| EXERCISE PROMPT |
Scan the listing below and copy every line holding "Choose".

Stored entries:
------------------------------

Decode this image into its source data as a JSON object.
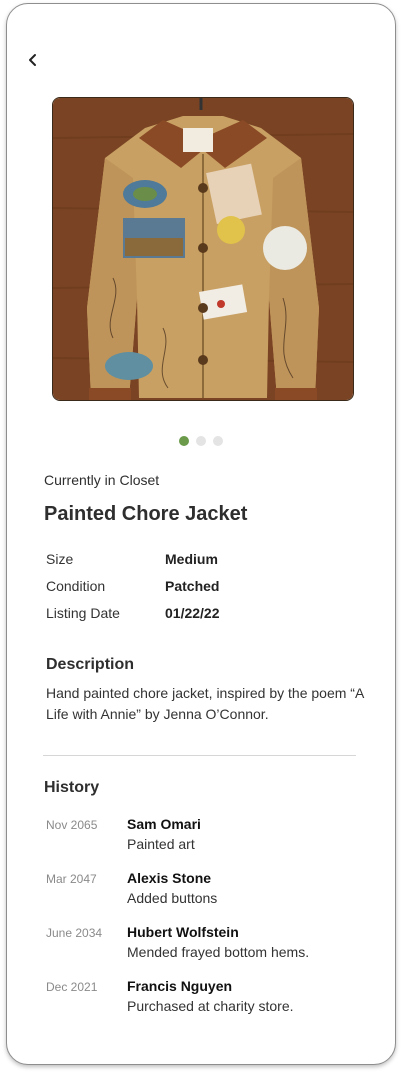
{
  "header": {
    "back_icon": "chevron-left-icon"
  },
  "carousel": {
    "image_alt": "Hand painted chore jacket hanging on wooden wall",
    "total": 3,
    "active": 1
  },
  "item": {
    "status": "Currently in Closet",
    "title": "Painted Chore Jacket",
    "details": [
      {
        "label": "Size",
        "value": "Medium"
      },
      {
        "label": "Condition",
        "value": "Patched"
      },
      {
        "label": "Listing Date",
        "value": "01/22/22"
      }
    ]
  },
  "description": {
    "heading": "Description",
    "text": "Hand painted chore jacket, inspired by the poem “A Life with Annie” by Jenna O’Connor."
  },
  "history": {
    "heading": "History",
    "entries": [
      {
        "date": "Nov 2065",
        "name": "Sam Omari",
        "note": "Painted art"
      },
      {
        "date": "Mar 2047",
        "name": "Alexis Stone",
        "note": "Added buttons"
      },
      {
        "date": "June 2034",
        "name": "Hubert Wolfstein",
        "note": "Mended frayed bottom hems."
      },
      {
        "date": "Dec 2021",
        "name": "Francis Nguyen",
        "note": "Purchased at charity store."
      }
    ]
  },
  "colors": {
    "accent": "#6a9a4a",
    "dot_inactive": "#e4e4e4",
    "jacket": "#c9a063",
    "wall": "#7a4424"
  }
}
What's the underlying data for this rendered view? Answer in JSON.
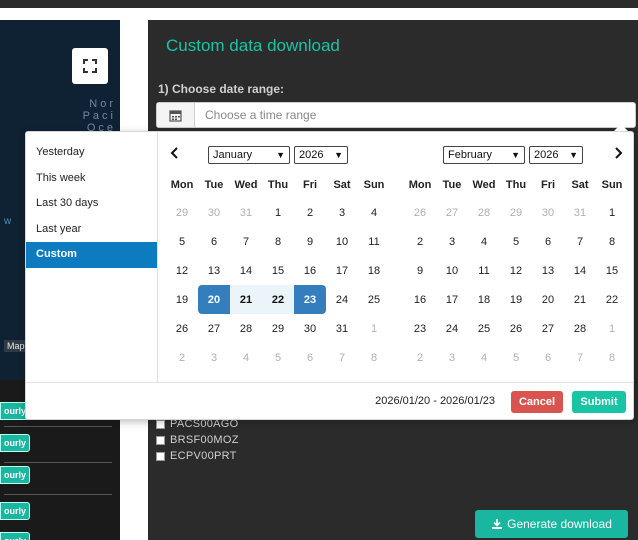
{
  "map": {
    "ocean_label_lines": [
      "Nor",
      "Paci",
      "Oce"
    ],
    "west_label": "w",
    "attribution": "Map",
    "hourly_badge_label": "ourly",
    "fullscreen_icon": "fullscreen-icon"
  },
  "panel": {
    "title": "Custom data download",
    "step_label": "1) Choose date range:",
    "date_input_placeholder": "Choose a time range",
    "calendar_icon": "calendar-icon",
    "stations": [
      "PACS00AGO",
      "BRSF00MOZ",
      "ECPV00PRT"
    ],
    "generate_button": "Generate download"
  },
  "picker": {
    "ranges": [
      {
        "label": "Yesterday",
        "active": false
      },
      {
        "label": "This week",
        "active": false
      },
      {
        "label": "Last 30 days",
        "active": false
      },
      {
        "label": "Last year",
        "active": false
      },
      {
        "label": "Custom",
        "active": true
      }
    ],
    "weekday_headers": [
      "Mon",
      "Tue",
      "Wed",
      "Thu",
      "Fri",
      "Sat",
      "Sun"
    ],
    "left_calendar": {
      "month": "January",
      "year": "2026",
      "prev_label": "‹",
      "weeks": [
        [
          {
            "d": "29",
            "off": true
          },
          {
            "d": "30",
            "off": true
          },
          {
            "d": "31",
            "off": true
          },
          {
            "d": "1"
          },
          {
            "d": "2"
          },
          {
            "d": "3"
          },
          {
            "d": "4"
          }
        ],
        [
          {
            "d": "5"
          },
          {
            "d": "6"
          },
          {
            "d": "7"
          },
          {
            "d": "8"
          },
          {
            "d": "9"
          },
          {
            "d": "10"
          },
          {
            "d": "11"
          }
        ],
        [
          {
            "d": "12"
          },
          {
            "d": "13"
          },
          {
            "d": "14"
          },
          {
            "d": "15"
          },
          {
            "d": "16"
          },
          {
            "d": "17"
          },
          {
            "d": "18"
          }
        ],
        [
          {
            "d": "19"
          },
          {
            "d": "20",
            "state": "range-start"
          },
          {
            "d": "21",
            "state": "in-range"
          },
          {
            "d": "22",
            "state": "in-range"
          },
          {
            "d": "23",
            "state": "range-end"
          },
          {
            "d": "24"
          },
          {
            "d": "25"
          }
        ],
        [
          {
            "d": "26"
          },
          {
            "d": "27"
          },
          {
            "d": "28"
          },
          {
            "d": "29"
          },
          {
            "d": "30"
          },
          {
            "d": "31"
          },
          {
            "d": "1",
            "off": true
          }
        ],
        [
          {
            "d": "2",
            "off": true
          },
          {
            "d": "3",
            "off": true
          },
          {
            "d": "4",
            "off": true
          },
          {
            "d": "5",
            "off": true
          },
          {
            "d": "6",
            "off": true
          },
          {
            "d": "7",
            "off": true
          },
          {
            "d": "8",
            "off": true
          }
        ]
      ]
    },
    "right_calendar": {
      "month": "February",
      "year": "2026",
      "next_label": "›",
      "weeks": [
        [
          {
            "d": "26",
            "off": true
          },
          {
            "d": "27",
            "off": true
          },
          {
            "d": "28",
            "off": true
          },
          {
            "d": "29",
            "off": true
          },
          {
            "d": "30",
            "off": true
          },
          {
            "d": "31",
            "off": true
          },
          {
            "d": "1"
          }
        ],
        [
          {
            "d": "2"
          },
          {
            "d": "3"
          },
          {
            "d": "4"
          },
          {
            "d": "5"
          },
          {
            "d": "6"
          },
          {
            "d": "7"
          },
          {
            "d": "8"
          }
        ],
        [
          {
            "d": "9"
          },
          {
            "d": "10"
          },
          {
            "d": "11"
          },
          {
            "d": "12"
          },
          {
            "d": "13"
          },
          {
            "d": "14"
          },
          {
            "d": "15"
          }
        ],
        [
          {
            "d": "16"
          },
          {
            "d": "17"
          },
          {
            "d": "18"
          },
          {
            "d": "19"
          },
          {
            "d": "20"
          },
          {
            "d": "21"
          },
          {
            "d": "22"
          }
        ],
        [
          {
            "d": "23"
          },
          {
            "d": "24"
          },
          {
            "d": "25"
          },
          {
            "d": "26"
          },
          {
            "d": "27"
          },
          {
            "d": "28"
          },
          {
            "d": "1",
            "off": true
          }
        ],
        [
          {
            "d": "2",
            "off": true
          },
          {
            "d": "3",
            "off": true
          },
          {
            "d": "4",
            "off": true
          },
          {
            "d": "5",
            "off": true
          },
          {
            "d": "6",
            "off": true
          },
          {
            "d": "7",
            "off": true
          },
          {
            "d": "8",
            "off": true
          }
        ]
      ]
    },
    "selected_range": "2026/01/20 - 2026/01/23",
    "cancel_label": "Cancel",
    "submit_label": "Submit"
  },
  "colors": {
    "accent": "#19c4a5",
    "range_endpoint": "#357ebd",
    "active_range": "#0d7bc0",
    "cancel": "#d9534f"
  }
}
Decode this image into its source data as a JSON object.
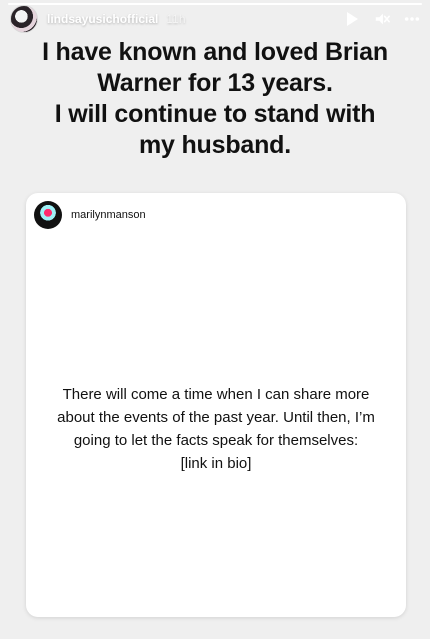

------------------------------

| WORKED SOLUTION |
    "step_label": "1) Choose date range:",
    "date_input_placeholder": "Choose a time range",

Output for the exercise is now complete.